■ **Problem details**
Copy out the material below, swapping "legend-swatch" for "legend-marker" at every occurrence and keeping everything else the same. Leave the pictures out.

■ **Material for this task**
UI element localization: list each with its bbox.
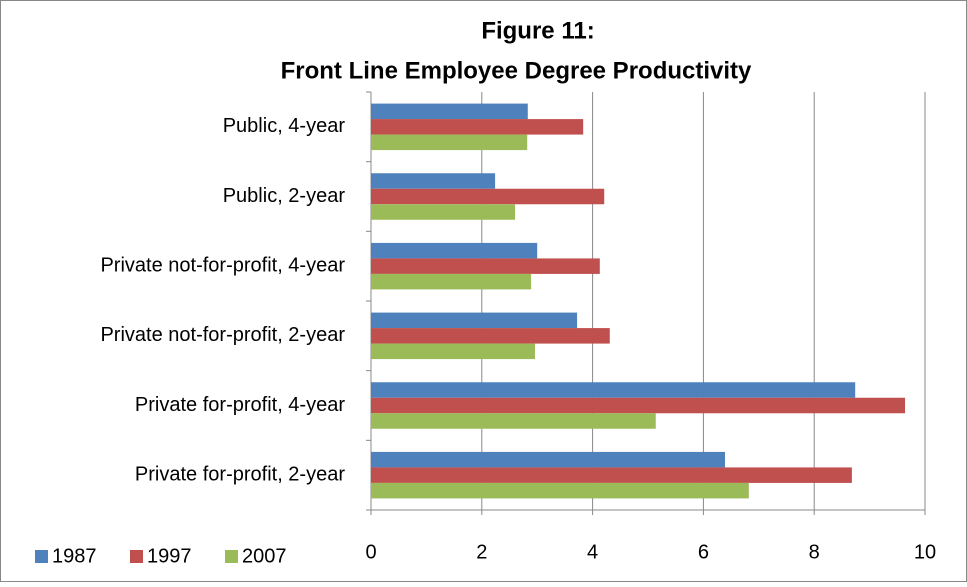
bar — [371, 467, 852, 483]
y-tick-label: Public, 2-year — [223, 185, 346, 207]
bar — [371, 103, 528, 120]
bar — [371, 328, 610, 344]
bar — [371, 382, 856, 398]
x-tick-label: 4 — [587, 541, 598, 563]
bar — [371, 482, 749, 499]
bar — [371, 397, 906, 414]
bar — [371, 451, 726, 468]
chart-subtitle: Front Line Employee Degree Productivity — [281, 57, 752, 84]
x-tick-label: 0 — [365, 541, 376, 563]
y-tick-label: Private for-profit, 4-year — [135, 394, 345, 416]
bar — [371, 119, 584, 135]
y-tick-label: Private for-profit, 2-year — [135, 463, 345, 485]
x-tick-label: 6 — [698, 541, 709, 563]
legend-swatch — [225, 550, 238, 563]
bar — [371, 188, 605, 205]
y-tick-label: Private not-for-profit, 2-year — [100, 324, 345, 346]
legend-label: 1987 — [52, 545, 97, 567]
legend-label: 2007 — [242, 545, 287, 567]
bar — [371, 312, 578, 329]
legend-swatch — [130, 550, 143, 563]
legend-swatch — [35, 550, 48, 563]
bar — [371, 413, 656, 429]
y-tick-label: Public, 4-year — [223, 115, 346, 137]
bar — [371, 173, 496, 189]
x-tick-label: 8 — [809, 541, 820, 563]
y-tick-label: Private not-for-profit, 4-year — [100, 254, 345, 276]
bar — [371, 273, 532, 290]
bar — [371, 134, 528, 151]
chart-title: Figure 11: — [481, 17, 594, 44]
bar — [371, 343, 535, 360]
x-tick-label: 10 — [914, 541, 936, 563]
legend-label: 1997 — [147, 545, 192, 567]
bar — [371, 242, 538, 259]
bar — [371, 204, 516, 220]
bar — [371, 258, 600, 274]
x-tick-label: 2 — [476, 541, 487, 563]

■ **Correct response**
UI element localization: list each with its bbox.
bar — [371, 467, 852, 483]
y-tick-label: Public, 2-year — [223, 185, 346, 207]
bar — [371, 103, 528, 120]
bar — [371, 328, 610, 344]
bar — [371, 382, 856, 398]
x-tick-label: 4 — [587, 541, 598, 563]
bar — [371, 482, 749, 499]
bar — [371, 397, 906, 414]
bar — [371, 451, 726, 468]
chart-subtitle: Front Line Employee Degree Productivity — [281, 57, 752, 84]
x-tick-label: 0 — [365, 541, 376, 563]
y-tick-label: Private for-profit, 4-year — [135, 394, 345, 416]
bar — [371, 119, 584, 135]
y-tick-label: Private for-profit, 2-year — [135, 463, 345, 485]
x-tick-label: 6 — [698, 541, 709, 563]
legend-marker — [225, 550, 238, 563]
bar — [371, 188, 605, 205]
y-tick-label: Private not-for-profit, 2-year — [100, 324, 345, 346]
legend-label: 1987 — [52, 545, 97, 567]
legend-label: 2007 — [242, 545, 287, 567]
bar — [371, 312, 578, 329]
legend-marker — [130, 550, 143, 563]
legend-marker — [35, 550, 48, 563]
bar — [371, 413, 656, 429]
y-tick-label: Public, 4-year — [223, 115, 346, 137]
bar — [371, 173, 496, 189]
x-tick-label: 8 — [809, 541, 820, 563]
y-tick-label: Private not-for-profit, 4-year — [100, 254, 345, 276]
bar — [371, 273, 532, 290]
bar — [371, 134, 528, 151]
chart-title: Figure 11: — [481, 17, 594, 44]
bar — [371, 343, 535, 360]
x-tick-label: 10 — [914, 541, 936, 563]
legend-label: 1997 — [147, 545, 192, 567]
bar — [371, 242, 538, 259]
bar — [371, 204, 516, 220]
bar — [371, 258, 600, 274]
x-tick-label: 2 — [476, 541, 487, 563]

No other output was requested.